(INSTRUCTIONS FOR THE TASK):
Return every record exactly as written.

[Collection entries]

— Start —

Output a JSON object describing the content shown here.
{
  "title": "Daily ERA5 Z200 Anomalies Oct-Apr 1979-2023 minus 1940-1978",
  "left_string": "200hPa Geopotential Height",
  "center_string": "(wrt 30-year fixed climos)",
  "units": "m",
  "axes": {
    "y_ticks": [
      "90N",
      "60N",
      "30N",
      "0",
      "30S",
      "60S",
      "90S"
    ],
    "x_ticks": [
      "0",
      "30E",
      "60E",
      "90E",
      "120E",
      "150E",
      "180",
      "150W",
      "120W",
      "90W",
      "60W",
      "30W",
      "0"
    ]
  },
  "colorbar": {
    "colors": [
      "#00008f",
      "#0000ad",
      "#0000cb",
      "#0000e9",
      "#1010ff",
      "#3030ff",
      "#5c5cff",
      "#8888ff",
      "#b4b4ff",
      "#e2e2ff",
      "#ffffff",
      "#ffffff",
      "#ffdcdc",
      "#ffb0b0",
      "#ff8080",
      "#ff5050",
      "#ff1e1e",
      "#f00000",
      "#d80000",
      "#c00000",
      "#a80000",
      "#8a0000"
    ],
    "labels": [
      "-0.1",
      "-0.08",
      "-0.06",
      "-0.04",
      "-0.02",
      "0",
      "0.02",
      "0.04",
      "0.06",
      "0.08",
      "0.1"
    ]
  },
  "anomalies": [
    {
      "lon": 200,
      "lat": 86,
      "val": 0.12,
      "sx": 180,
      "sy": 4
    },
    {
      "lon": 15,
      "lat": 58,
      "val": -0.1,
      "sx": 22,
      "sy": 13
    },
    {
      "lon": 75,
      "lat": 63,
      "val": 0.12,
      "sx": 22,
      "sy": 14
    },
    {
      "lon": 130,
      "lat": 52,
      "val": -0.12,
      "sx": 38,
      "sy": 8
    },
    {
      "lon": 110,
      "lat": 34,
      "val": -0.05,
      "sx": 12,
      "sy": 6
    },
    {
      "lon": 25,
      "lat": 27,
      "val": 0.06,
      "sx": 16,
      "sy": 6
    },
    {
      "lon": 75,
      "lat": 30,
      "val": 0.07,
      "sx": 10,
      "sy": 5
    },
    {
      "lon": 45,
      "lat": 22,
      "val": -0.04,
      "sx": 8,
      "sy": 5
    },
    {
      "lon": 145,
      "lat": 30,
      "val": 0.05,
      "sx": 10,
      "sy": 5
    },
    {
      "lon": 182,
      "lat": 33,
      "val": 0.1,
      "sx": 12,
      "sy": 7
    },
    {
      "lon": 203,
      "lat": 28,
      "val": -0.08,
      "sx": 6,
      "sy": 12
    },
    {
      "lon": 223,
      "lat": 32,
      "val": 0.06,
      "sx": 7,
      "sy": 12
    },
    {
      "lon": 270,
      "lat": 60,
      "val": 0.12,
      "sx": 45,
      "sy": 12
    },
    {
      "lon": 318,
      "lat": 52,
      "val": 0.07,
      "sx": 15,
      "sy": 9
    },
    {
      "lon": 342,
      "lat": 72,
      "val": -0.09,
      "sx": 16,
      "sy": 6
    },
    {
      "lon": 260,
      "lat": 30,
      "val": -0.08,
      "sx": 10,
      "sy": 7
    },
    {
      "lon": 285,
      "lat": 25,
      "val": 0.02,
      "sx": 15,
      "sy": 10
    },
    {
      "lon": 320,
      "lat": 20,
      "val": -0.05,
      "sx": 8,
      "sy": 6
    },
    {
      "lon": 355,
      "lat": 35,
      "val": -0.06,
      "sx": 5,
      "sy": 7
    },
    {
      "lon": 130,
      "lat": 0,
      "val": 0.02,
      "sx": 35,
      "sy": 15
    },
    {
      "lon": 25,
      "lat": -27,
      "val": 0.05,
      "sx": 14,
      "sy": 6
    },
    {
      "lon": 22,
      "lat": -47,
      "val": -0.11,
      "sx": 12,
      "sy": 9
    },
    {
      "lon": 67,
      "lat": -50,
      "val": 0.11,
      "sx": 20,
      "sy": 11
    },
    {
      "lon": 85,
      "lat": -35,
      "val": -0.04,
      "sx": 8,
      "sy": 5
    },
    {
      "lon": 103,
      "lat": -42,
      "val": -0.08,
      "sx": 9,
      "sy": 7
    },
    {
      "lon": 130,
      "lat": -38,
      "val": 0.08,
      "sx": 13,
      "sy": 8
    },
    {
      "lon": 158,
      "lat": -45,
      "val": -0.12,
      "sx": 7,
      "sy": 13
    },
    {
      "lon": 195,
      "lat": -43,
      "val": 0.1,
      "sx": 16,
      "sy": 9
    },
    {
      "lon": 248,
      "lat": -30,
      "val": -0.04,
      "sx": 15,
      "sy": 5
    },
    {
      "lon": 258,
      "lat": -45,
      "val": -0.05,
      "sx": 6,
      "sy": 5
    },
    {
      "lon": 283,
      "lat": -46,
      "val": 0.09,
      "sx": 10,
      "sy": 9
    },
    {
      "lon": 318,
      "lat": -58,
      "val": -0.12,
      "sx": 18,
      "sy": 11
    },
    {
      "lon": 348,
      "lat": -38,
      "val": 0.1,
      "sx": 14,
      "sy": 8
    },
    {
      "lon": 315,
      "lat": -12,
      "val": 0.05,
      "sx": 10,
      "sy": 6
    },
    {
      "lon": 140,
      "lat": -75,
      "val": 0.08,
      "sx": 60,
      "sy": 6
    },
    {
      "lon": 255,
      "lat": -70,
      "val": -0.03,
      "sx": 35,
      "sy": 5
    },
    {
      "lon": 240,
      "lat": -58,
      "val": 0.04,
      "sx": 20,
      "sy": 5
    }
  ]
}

— End —

(EXPECTED ANSWER):
Output a JSON object describing the content shown here.
{
  "title": "Daily ERA5 Z200 Anomalies Oct-Apr 1979-2023 minus 1940-1978",
  "left_string": "200hPa Geopotential Height",
  "center_string": "(wrt 30-year fixed climos)",
  "units": "m",
  "axes": {
    "y_ticks": [
      "90N",
      "60N",
      "30N",
      "0",
      "30S",
      "60S",
      "90S"
    ],
    "x_ticks": [
      "0",
      "30E",
      "60E",
      "90E",
      "120E",
      "150E",
      "180",
      "150W",
      "120W",
      "90W",
      "60W",
      "30W",
      "0"
    ]
  },
  "colorbar": {
    "colors": [
      "#00008f",
      "#0000ad",
      "#0000cb",
      "#0000e9",
      "#1010ff",
      "#3030ff",
      "#5c5cff",
      "#8888ff",
      "#b4b4ff",
      "#e2e2ff",
      "#ffffff",
      "#ffffff",
      "#ffdcdc",
      "#ffb0b0",
      "#ff8080",
      "#ff5050",
      "#ff1e1e",
      "#f00000",
      "#d80000",
      "#c00000",
      "#a80000",
      "#8a0000"
    ],
    "labels": [
      "-0.1",
      "-0.08",
      "-0.06",
      "-0.04",
      "-0.02",
      "0",
      "0.02",
      "0.04",
      "0.06",
      "0.08",
      "0.1"
    ]
  },
  "anomalies": [
    {
      "lon": 200,
      "lat": 86,
      "val": 0.12,
      "sx": 180,
      "sy": 4
    },
    {
      "lon": 15,
      "lat": 58,
      "val": -0.1,
      "sx": 22,
      "sy": 13
    },
    {
      "lon": 75,
      "lat": 63,
      "val": 0.12,
      "sx": 22,
      "sy": 14
    },
    {
      "lon": 130,
      "lat": 52,
      "val": -0.12,
      "sx": 38,
      "sy": 8
    },
    {
      "lon": 110,
      "lat": 34,
      "val": -0.05,
      "sx": 12,
      "sy": 6
    },
    {
      "lon": 25,
      "lat": 27,
      "val": 0.06,
      "sx": 16,
      "sy": 6
    },
    {
      "lon": 75,
      "lat": 30,
      "val": 0.07,
      "sx": 10,
      "sy": 5
    },
    {
      "lon": 45,
      "lat": 22,
      "val": -0.04,
      "sx": 8,
      "sy": 5
    },
    {
      "lon": 145,
      "lat": 30,
      "val": 0.05,
      "sx": 10,
      "sy": 5
    },
    {
      "lon": 182,
      "lat": 33,
      "val": 0.1,
      "sx": 12,
      "sy": 7
    },
    {
      "lon": 203,
      "lat": 28,
      "val": -0.08,
      "sx": 6,
      "sy": 12
    },
    {
      "lon": 223,
      "lat": 32,
      "val": 0.06,
      "sx": 7,
      "sy": 12
    },
    {
      "lon": 270,
      "lat": 60,
      "val": 0.12,
      "sx": 45,
      "sy": 12
    },
    {
      "lon": 318,
      "lat": 52,
      "val": 0.07,
      "sx": 15,
      "sy": 9
    },
    {
      "lon": 342,
      "lat": 72,
      "val": -0.09,
      "sx": 16,
      "sy": 6
    },
    {
      "lon": 260,
      "lat": 30,
      "val": -0.08,
      "sx": 10,
      "sy": 7
    },
    {
      "lon": 285,
      "lat": 25,
      "val": 0.02,
      "sx": 15,
      "sy": 10
    },
    {
      "lon": 320,
      "lat": 20,
      "val": -0.05,
      "sx": 8,
      "sy": 6
    },
    {
      "lon": 355,
      "lat": 35,
      "val": -0.06,
      "sx": 5,
      "sy": 7
    },
    {
      "lon": 130,
      "lat": 0,
      "val": 0.02,
      "sx": 35,
      "sy": 15
    },
    {
      "lon": 25,
      "lat": -27,
      "val": 0.05,
      "sx": 14,
      "sy": 6
    },
    {
      "lon": 22,
      "lat": -47,
      "val": -0.11,
      "sx": 12,
      "sy": 9
    },
    {
      "lon": 67,
      "lat": -50,
      "val": 0.11,
      "sx": 20,
      "sy": 11
    },
    {
      "lon": 85,
      "lat": -35,
      "val": -0.04,
      "sx": 8,
      "sy": 5
    },
    {
      "lon": 103,
      "lat": -42,
      "val": -0.08,
      "sx": 9,
      "sy": 7
    },
    {
      "lon": 130,
      "lat": -38,
      "val": 0.08,
      "sx": 13,
      "sy": 8
    },
    {
      "lon": 158,
      "lat": -45,
      "val": -0.12,
      "sx": 7,
      "sy": 13
    },
    {
      "lon": 195,
      "lat": -43,
      "val": 0.1,
      "sx": 16,
      "sy": 9
    },
    {
      "lon": 248,
      "lat": -30,
      "val": -0.04,
      "sx": 15,
      "sy": 5
    },
    {
      "lon": 258,
      "lat": -45,
      "val": -0.05,
      "sx": 6,
      "sy": 5
    },
    {
      "lon": 283,
      "lat": -46,
      "val": 0.09,
      "sx": 10,
      "sy": 9
    },
    {
      "lon": 318,
      "lat": -58,
      "val": -0.12,
      "sx": 18,
      "sy": 11
    },
    {
      "lon": 348,
      "lat": -38,
      "val": 0.1,
      "sx": 14,
      "sy": 8
    },
    {
      "lon": 315,
      "lat": -12,
      "val": 0.05,
      "sx": 10,
      "sy": 6
    },
    {
      "lon": 140,
      "lat": -75,
      "val": 0.08,
      "sx": 60,
      "sy": 6
    },
    {
      "lon": 255,
      "lat": -70,
      "val": -0.03,
      "sx": 35,
      "sy": 5
    },
    {
      "lon": 240,
      "lat": -58,
      "val": 0.04,
      "sx": 20,
      "sy": 5
    }
  ]
}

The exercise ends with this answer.